§ What is expected:
Return the count of lines that hold the string "placeholder", with no other words.

A run of records:
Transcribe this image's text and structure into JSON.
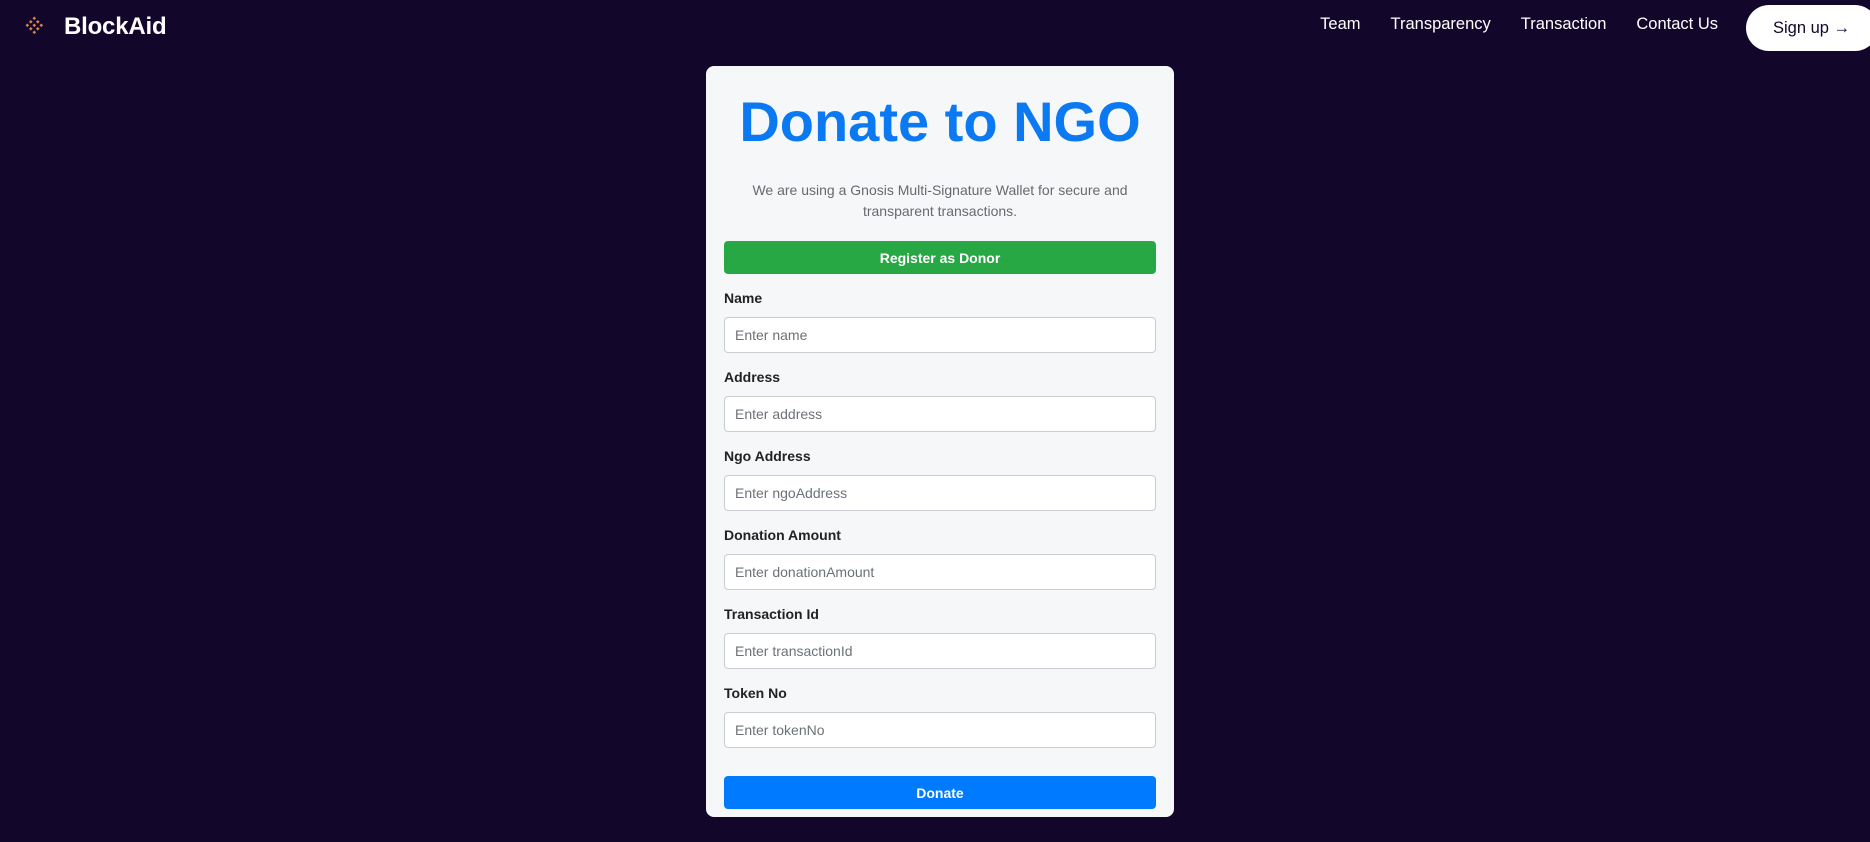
{
  "nav": {
    "brand": "BlockAid",
    "logo_icon": "diamond-grid-logo",
    "links": [
      "Team",
      "Transparency",
      "Transaction",
      "Contact Us"
    ],
    "signup_label": "Sign up →"
  },
  "form": {
    "title": "Donate to NGO",
    "description": "We are using a Gnosis Multi-Signature Wallet for secure and transparent transactions.",
    "register_label": "Register as Donor",
    "fields": [
      {
        "label": "Name",
        "placeholder": "Enter name",
        "value": ""
      },
      {
        "label": "Address",
        "placeholder": "Enter address",
        "value": ""
      },
      {
        "label": "Ngo Address",
        "placeholder": "Enter ngoAddress",
        "value": ""
      },
      {
        "label": "Donation Amount",
        "placeholder": "Enter donationAmount",
        "value": ""
      },
      {
        "label": "Transaction Id",
        "placeholder": "Enter transactionId",
        "value": ""
      },
      {
        "label": "Token No",
        "placeholder": "Enter tokenNo",
        "value": ""
      }
    ],
    "donate_label": "Donate"
  },
  "colors": {
    "background": "#12072b",
    "accent_blue": "#007bff",
    "title_blue": "#0b7af2",
    "register_green": "#28a745",
    "logo_orange": "#d9814a"
  }
}
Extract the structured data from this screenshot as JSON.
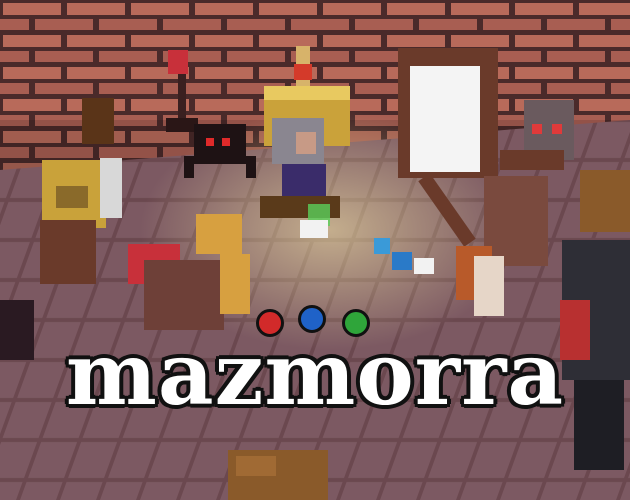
{
  "game": {
    "title": "mazmorra",
    "dots": [
      {
        "name": "red",
        "color": "#d22a2a"
      },
      {
        "name": "blue",
        "color": "#1f62c8"
      },
      {
        "name": "green",
        "color": "#2fa53a"
      }
    ]
  },
  "palette": {
    "brick": "#b86a5a",
    "mortar": "#4a2a2a",
    "floor": "#8a5f66",
    "floor_dark": "#6e4850",
    "door_light": "#f4f4f4"
  }
}
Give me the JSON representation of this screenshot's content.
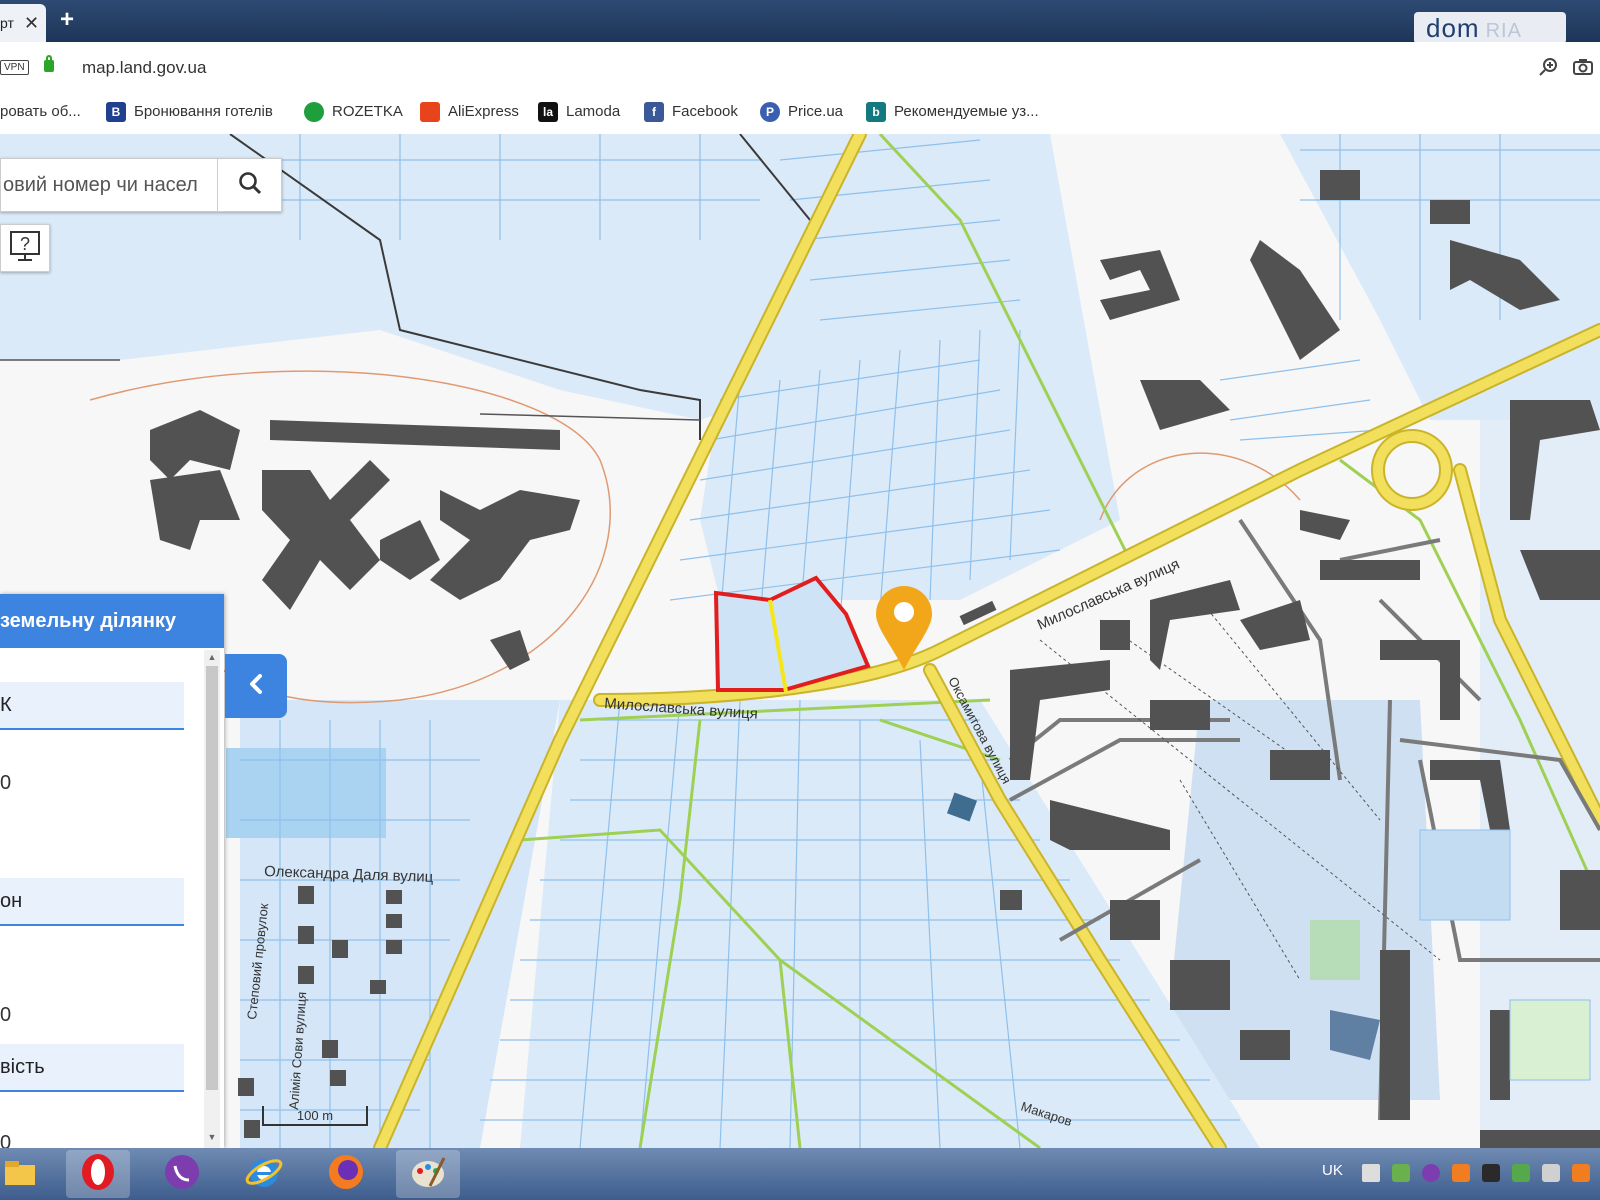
{
  "browser": {
    "tab_title": "рт",
    "tab_close": "✕",
    "new_tab": "+",
    "vpn_label": "VPN",
    "url": "map.land.gov.ua"
  },
  "brand_logo": {
    "text": "dom",
    "suffix": "RIA"
  },
  "bookmarks": [
    {
      "label": "ровать об...",
      "icon": "bookmark-page-icon",
      "color": "#ffffff"
    },
    {
      "label": "Бронювання готелів",
      "icon": "booking-icon",
      "glyph": "B",
      "color": "#1f3f8f"
    },
    {
      "label": "ROZETKA",
      "icon": "rozetka-icon",
      "glyph": "",
      "color": "#1e9e3c"
    },
    {
      "label": "AliExpress",
      "icon": "aliexpress-icon",
      "glyph": "",
      "color": "#e8441b"
    },
    {
      "label": "Lamoda",
      "icon": "lamoda-icon",
      "glyph": "la",
      "color": "#111111"
    },
    {
      "label": "Facebook",
      "icon": "facebook-icon",
      "glyph": "f",
      "color": "#3b5998"
    },
    {
      "label": "Price.ua",
      "icon": "price-icon",
      "glyph": "P",
      "color": "#3a5fb0"
    },
    {
      "label": "Рекомендуемые уз...",
      "icon": "bing-icon",
      "glyph": "b",
      "color": "#14797e"
    }
  ],
  "search": {
    "placeholder": "овий номер чи насел"
  },
  "panel": {
    "header": "земельну ділянку",
    "fields": [
      "К",
      "он",
      "вість"
    ],
    "values": [
      "0",
      "0",
      "0"
    ]
  },
  "map": {
    "street_labels": [
      "Милославська вулиця",
      "Милославська вулиця",
      "Олександра Даля вулиц",
      "Степовий провулок",
      "Алімія Сови вулиця",
      "Макаров",
      "Оксамитова вулиця"
    ],
    "scale_label": "100 m",
    "colors": {
      "parcel_fill": "#cfe3f7",
      "parcel_line": "#8fc0ec",
      "road": "#f2df5c",
      "building": "#525252",
      "selected": "#e11d1d",
      "marker": "#f2a71b"
    }
  },
  "taskbar": {
    "apps": [
      "explorer-icon",
      "opera-icon",
      "viber-icon",
      "ie-icon",
      "firefox-icon",
      "paint-icon"
    ],
    "lang": "UK"
  }
}
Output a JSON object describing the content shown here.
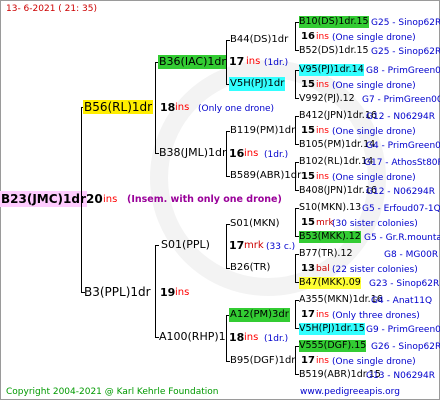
{
  "header": {
    "timestamp": "13-  6-2021 ( 21: 35)"
  },
  "root": {
    "name": "B23(JMC)1dr",
    "ins": "20",
    "ins_word": "ins",
    "note": "(Insem. with only one drone)"
  },
  "gen1": [
    {
      "name": "B56(RL)1dr",
      "ins": "18",
      "ins_word": "ins",
      "note": "(Only one drone)"
    },
    {
      "name": "B3(PPL)1dr",
      "ins": "19",
      "ins_word": "ins"
    }
  ],
  "gen2": [
    {
      "name": "B36(IAC)1dr",
      "ins": "",
      "ins_word": "",
      "note": ""
    },
    {
      "name": "B38(JML)1dr",
      "ins": "16",
      "ins_word": "ins",
      "note": "(1dr.)"
    },
    {
      "name": "S01(PPL)",
      "ins": "17",
      "ins_word": "mrk",
      "note": "(33 c.)"
    },
    {
      "name": "A100(RHP)1",
      "ins": "18",
      "ins_word": "ins",
      "note": "(1dr.)"
    }
  ],
  "gen3": [
    {
      "name": "B44(DS)1dr",
      "ins": "17",
      "ins_word": "ins",
      "note": "(1dr.)"
    },
    {
      "name": "V5H(PJ)1dr",
      "ins": "",
      "ins_word": "",
      "note": ""
    },
    {
      "name": "B119(PM)1dr",
      "ins": "",
      "ins_word": "",
      "note": ""
    },
    {
      "name": "B589(ABR)1dr",
      "ins": "",
      "ins_word": "",
      "note": ""
    },
    {
      "name": "S01(MKN)",
      "ins": "",
      "ins_word": "",
      "note": ""
    },
    {
      "name": "B26(TR)",
      "ins": "",
      "ins_word": "",
      "note": ""
    },
    {
      "name": "A12(PM)3dr",
      "ins": "",
      "ins_word": "",
      "note": ""
    },
    {
      "name": "B95(DGF)1dr",
      "ins": "",
      "ins_word": "",
      "note": ""
    }
  ],
  "gen4": [
    {
      "a": "B10(DS)1dr.15",
      "a_src": "G25 - Sinop62R",
      "ins": "16",
      "ins_word": "ins",
      "note": "(One single drone)",
      "b": "B52(DS)1dr.15",
      "b_src": "G25 - Sinop62R"
    },
    {
      "a": "V95(PJ)1dr.14",
      "a_src": "G8 - PrimGreen00",
      "ins": "15",
      "ins_word": "ins",
      "note": "(One single drone)",
      "b": "V992(PJ).12",
      "b_src": "G7 - PrimGreen00"
    },
    {
      "a": "B412(JPN)1dr.16",
      "a_src": "G12 - N06294R",
      "ins": "15",
      "ins_word": "ins",
      "note": "(One single drone)",
      "b": "B105(PM)1dr.14",
      "b_src": "G4 - PrimGreen00"
    },
    {
      "a": "B102(RL)1dr.14",
      "a_src": "G17 - AthosSt80R",
      "ins": "15",
      "ins_word": "ins",
      "note": "(One single drone)",
      "b": "B408(JPN)1dr.16",
      "b_src": "G12 - N06294R"
    },
    {
      "a": "S10(MKN).13",
      "a_src": "G5 - Erfoud07-1Q",
      "ins": "15",
      "ins_word": "mrk",
      "note": "(30 sister colonies)",
      "b": "B53(MKK).12",
      "b_src": "G5 - Gr.R.mounta"
    },
    {
      "a": "B77(TR).12",
      "a_src": "G8 - MG00R",
      "ins": "13",
      "ins_word": "bal",
      "note": "(22 sister colonies)",
      "b": "B47(MKK).09",
      "b_src": "G23 - Sinop62R"
    },
    {
      "a": "A355(MKN)1dr.16",
      "a_src": "G4 - Anat11Q",
      "ins": "17",
      "ins_word": "ins",
      "note": "(Only three drones)",
      "b": "V5H(PJ)1dr.15",
      "b_src": "G9 - PrimGreen00"
    },
    {
      "a": "V555(DGF).15",
      "a_src": "G26 - Sinop62R",
      "ins": "17",
      "ins_word": "ins",
      "note": "(One single drone)",
      "b": "B519(ABR)1dr.15",
      "b_src": "G13 - N06294R"
    }
  ],
  "footer": {
    "copyright": "Copyright 2004-2021 @ Karl Kehrle Foundation",
    "website": "www.pedigreeapis.org"
  },
  "colors": {
    "pink": "#ffccff",
    "yellow": "#ffee00",
    "green": "#33cc33",
    "cyan": "#33ffff",
    "red": "#ff0000",
    "blue": "#0000cc"
  }
}
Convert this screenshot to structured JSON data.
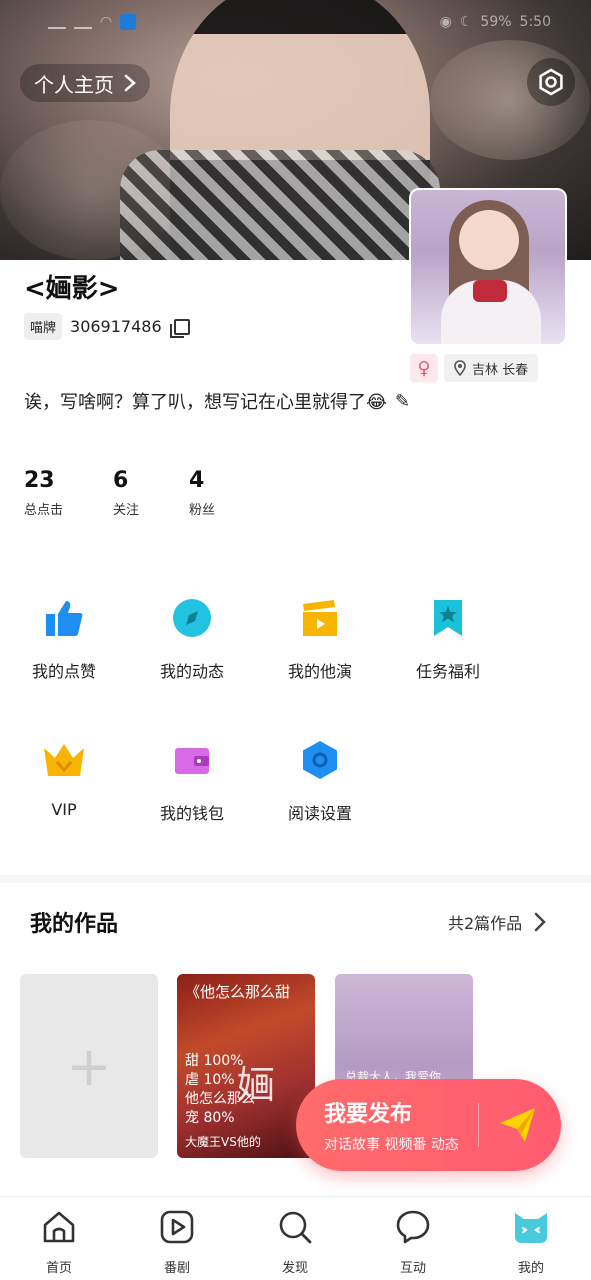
{
  "status_bar": {
    "battery": "59%",
    "time": "5:50"
  },
  "header": {
    "profile_link_label": "个人主页"
  },
  "profile": {
    "name": "<婳影>",
    "id_tag": "喵牌",
    "id_number": "306917486",
    "gender_symbol": "♀",
    "location": "吉林 长春",
    "bio": "诶，写啥啊？算了叭，想写记在心里就得了😂"
  },
  "stats": [
    {
      "value": "23",
      "label": "总点击"
    },
    {
      "value": "6",
      "label": "关注"
    },
    {
      "value": "4",
      "label": "粉丝"
    }
  ],
  "menu": [
    {
      "label": "我的点赞",
      "icon": "thumbs-up-icon",
      "color": "#1e8ff0"
    },
    {
      "label": "我的动态",
      "icon": "compass-icon",
      "color": "#22c3e0"
    },
    {
      "label": "我的他演",
      "icon": "clapperboard-icon",
      "color": "#f7b500"
    },
    {
      "label": "任务福利",
      "icon": "bookmark-star-icon",
      "color": "#19c2d8"
    },
    {
      "label": "VIP",
      "icon": "crown-icon",
      "color": "#f7b500"
    },
    {
      "label": "我的钱包",
      "icon": "wallet-icon",
      "color": "#d86ae8"
    },
    {
      "label": "阅读设置",
      "icon": "hexagon-settings-icon",
      "color": "#1e8ff0"
    }
  ],
  "works": {
    "title": "我的作品",
    "count_label": "共2篇作品",
    "add_symbol": "+",
    "card1": {
      "title": "《他怎么那么甜",
      "lines": "甜 100%\n虐 10%\n他怎么那么\n宠 80%",
      "big": "婳",
      "subtitle": "大魔王VS他的"
    },
    "card2": {
      "caption": "总裁大人，我爱你"
    }
  },
  "publish": {
    "title": "我要发布",
    "subtitle": "对话故事 视频番 动态"
  },
  "bottom_nav": [
    {
      "label": "首页",
      "icon": "home-icon"
    },
    {
      "label": "番剧",
      "icon": "play-icon"
    },
    {
      "label": "发现",
      "icon": "search-icon"
    },
    {
      "label": "互动",
      "icon": "chat-bubble-icon"
    },
    {
      "label": "我的",
      "icon": "cat-face-icon"
    }
  ]
}
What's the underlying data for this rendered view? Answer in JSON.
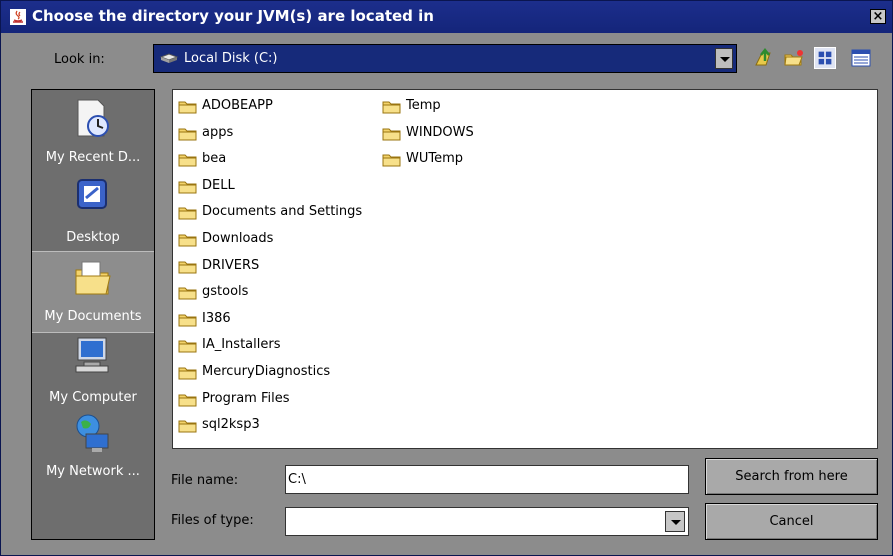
{
  "dialog": {
    "title": "Choose the directory your JVM(s) are located in",
    "close_symbol": "×"
  },
  "look_in": {
    "label": "Look in:",
    "value": "Local Disk (C:)",
    "toolbar": [
      "up-one-level-icon",
      "new-folder-icon",
      "list-view-icon",
      "details-view-icon"
    ]
  },
  "places": [
    {
      "label": "My Recent D...",
      "icon": "recent-documents-icon"
    },
    {
      "label": "Desktop",
      "icon": "desktop-icon"
    },
    {
      "label": "My Documents",
      "icon": "my-documents-icon",
      "selected": true
    },
    {
      "label": "My Computer",
      "icon": "my-computer-icon"
    },
    {
      "label": "My Network ...",
      "icon": "my-network-icon"
    }
  ],
  "files": {
    "column1": [
      "ADOBEAPP",
      "apps",
      "bea",
      "DELL",
      "Documents and Settings",
      "Downloads",
      "DRIVERS",
      "gstools",
      "I386",
      "IA_Installers",
      "MercuryDiagnostics",
      "Program Files",
      "sql2ksp3"
    ],
    "column2": [
      "Temp",
      "WINDOWS",
      "WUTemp"
    ]
  },
  "file_name": {
    "label": "File name:",
    "value": "C:\\"
  },
  "file_type": {
    "label": "Files of type:",
    "value": ""
  },
  "buttons": {
    "search": "Search from here",
    "cancel": "Cancel"
  },
  "colors": {
    "title_bar": "#14257a",
    "panel": "#8c8c8c",
    "places_bg": "#6e6e6e",
    "folder": "#f3d36b"
  }
}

§ Exercise output:
7